- Goal: Can you rewrite every line of the entries below as one numbered list, skipping blank lines and leaving the pictures out?

Start of Stored records

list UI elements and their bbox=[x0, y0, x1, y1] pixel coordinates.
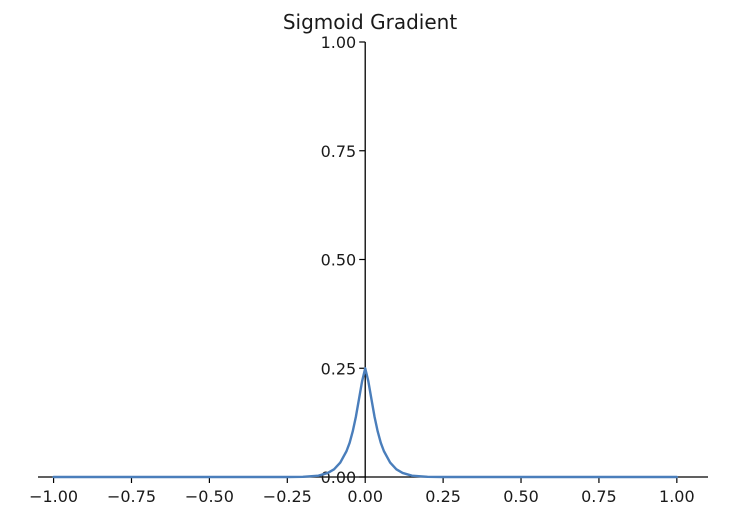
x-tick-label: −0.50 bbox=[185, 487, 234, 506]
y-tick-label: 0.75 bbox=[321, 142, 357, 161]
series-layer bbox=[52, 367, 679, 479]
series-line-0 bbox=[52, 367, 679, 479]
x-tick-label: 0.25 bbox=[425, 487, 461, 506]
x-axis-ticks: −1.00 −0.75 −0.50 −0.25 0.00 0.25 0.50 0.75 1.00 bbox=[29, 477, 695, 506]
chart-title: Sigmoid Gradient bbox=[283, 10, 457, 34]
y-axis-ticks: 0.00 0.25 0.50 0.75 1.00 bbox=[321, 33, 366, 487]
y-tick-label: 0.50 bbox=[321, 251, 357, 270]
x-tick-label: 0.50 bbox=[503, 487, 539, 506]
x-tick-label: −1.00 bbox=[29, 487, 78, 506]
y-tick-label: 0.25 bbox=[321, 359, 357, 378]
x-tick-label: 0.75 bbox=[581, 487, 617, 506]
y-tick-label: 1.00 bbox=[321, 33, 357, 52]
x-tick-label: 0.00 bbox=[347, 487, 383, 506]
y-tick-label: 0.00 bbox=[321, 468, 357, 487]
x-tick-label: −0.25 bbox=[263, 487, 312, 506]
x-tick-label: 1.00 bbox=[659, 487, 695, 506]
x-tick-label: −0.75 bbox=[107, 487, 156, 506]
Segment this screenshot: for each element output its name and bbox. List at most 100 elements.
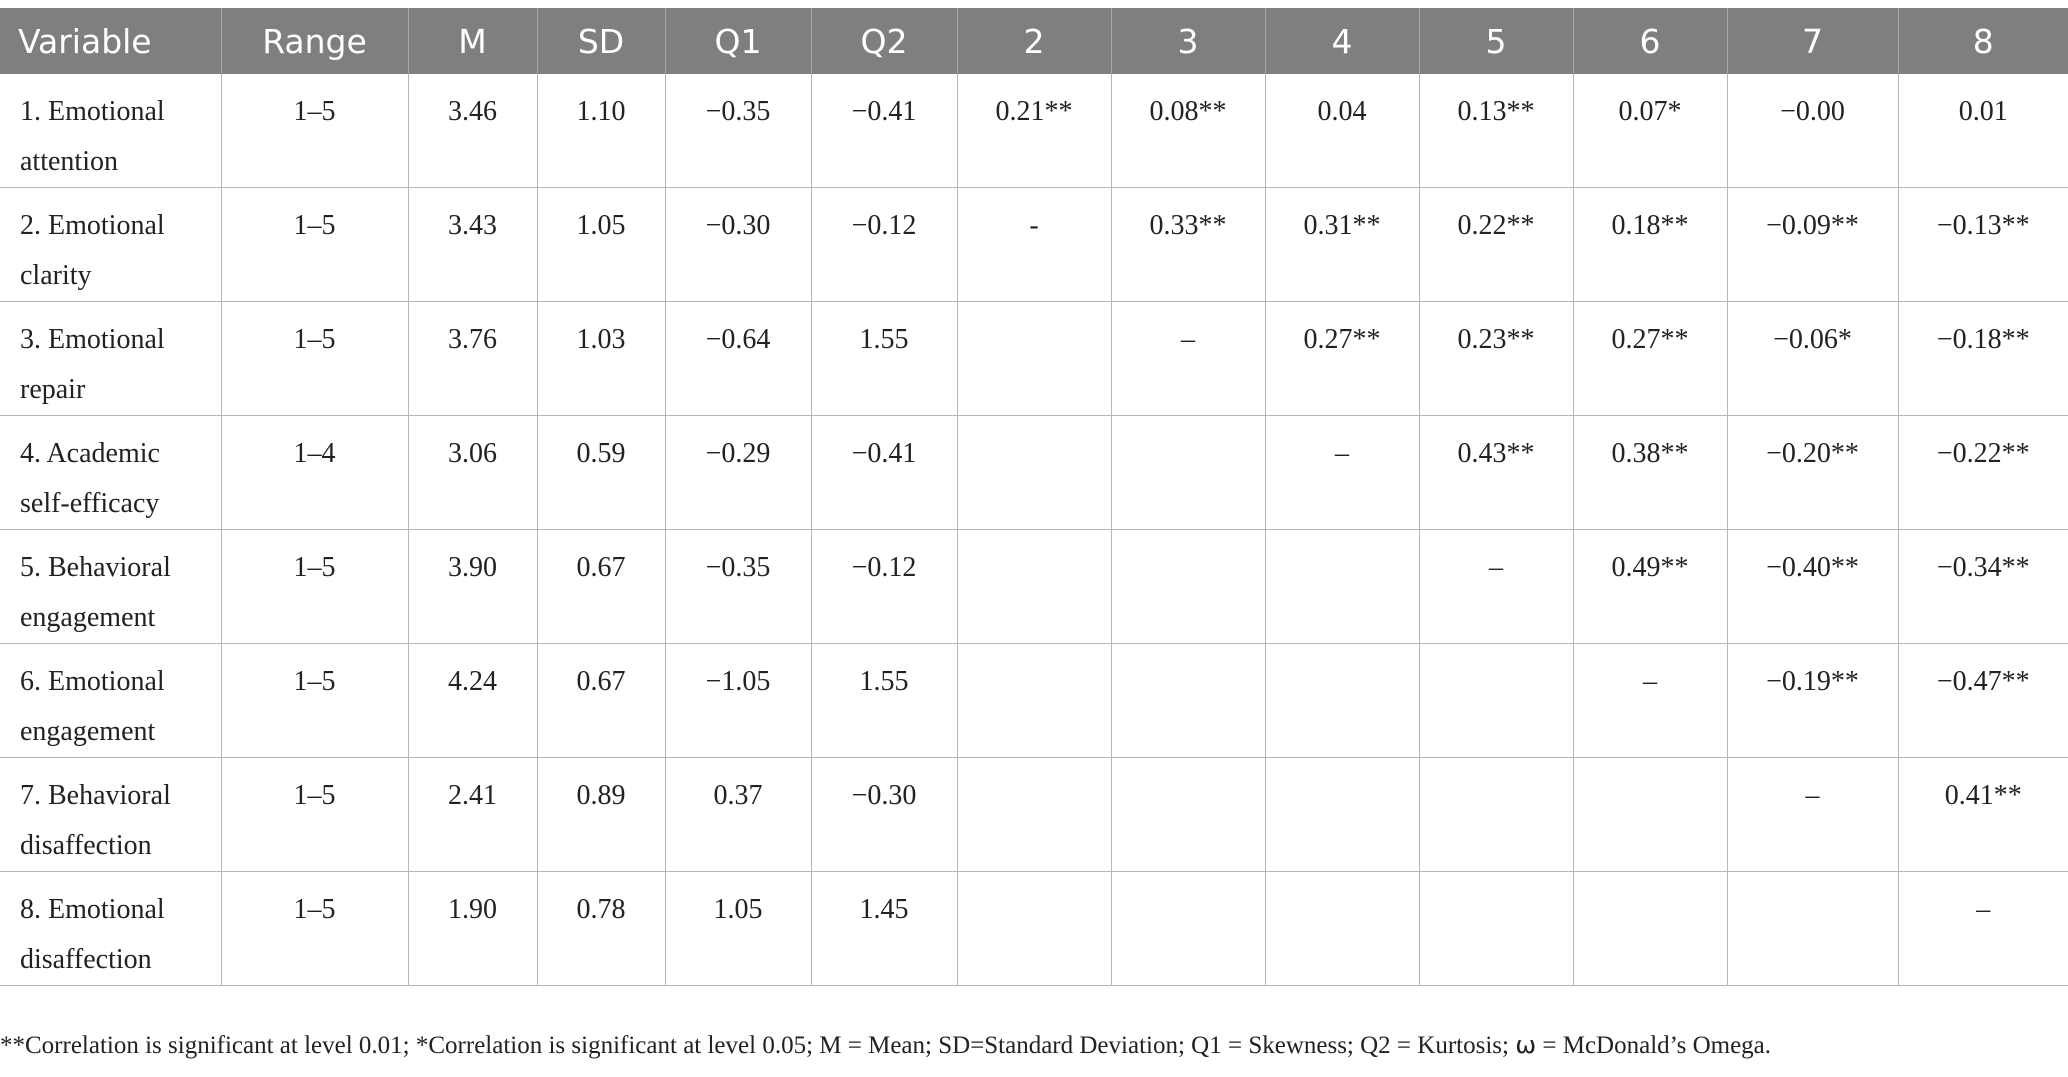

End of Stored records

- Solution to this task:
1. list UI elements and their bbox=[x0, y0, x1, y1] pixel coordinates.
2. x-tick-label: −0.50 bbox=[185, 487, 234, 506]
3. y-tick-label: 0.75 bbox=[321, 142, 357, 161]
4. series-layer bbox=[52, 367, 679, 479]
5. series-line-0 bbox=[52, 367, 679, 479]
6. x-tick-label: 0.25 bbox=[425, 487, 461, 506]
7. x-axis-ticks: −1.00 −0.75 −0.50 −0.25 0.00 0.25 0.50 0.75 1.00 bbox=[29, 477, 695, 506]
8. chart-title: Sigmoid Gradient bbox=[283, 10, 457, 34]
9. y-axis-ticks: 0.00 0.25 0.50 0.75 1.00 bbox=[321, 33, 366, 487]
10. y-tick-label: 0.50 bbox=[321, 251, 357, 270]
11. x-tick-label: 0.50 bbox=[503, 487, 539, 506]
12. x-tick-label: −1.00 bbox=[29, 487, 78, 506]
13. y-tick-label: 0.25 bbox=[321, 359, 357, 378]
14. x-tick-label: 0.75 bbox=[581, 487, 617, 506]
15. y-tick-label: 1.00 bbox=[321, 33, 357, 52]
16. x-tick-label: 0.00 bbox=[347, 487, 383, 506]
17. y-tick-label: 0.00 bbox=[321, 468, 357, 487]
18. x-tick-label: −0.25 bbox=[263, 487, 312, 506]
19. x-tick-label: 1.00 bbox=[659, 487, 695, 506]
20. x-tick-label: −0.75 bbox=[107, 487, 156, 506]
21. Segment this screenshot: for each element output its name and bbox. List at most 100 elements.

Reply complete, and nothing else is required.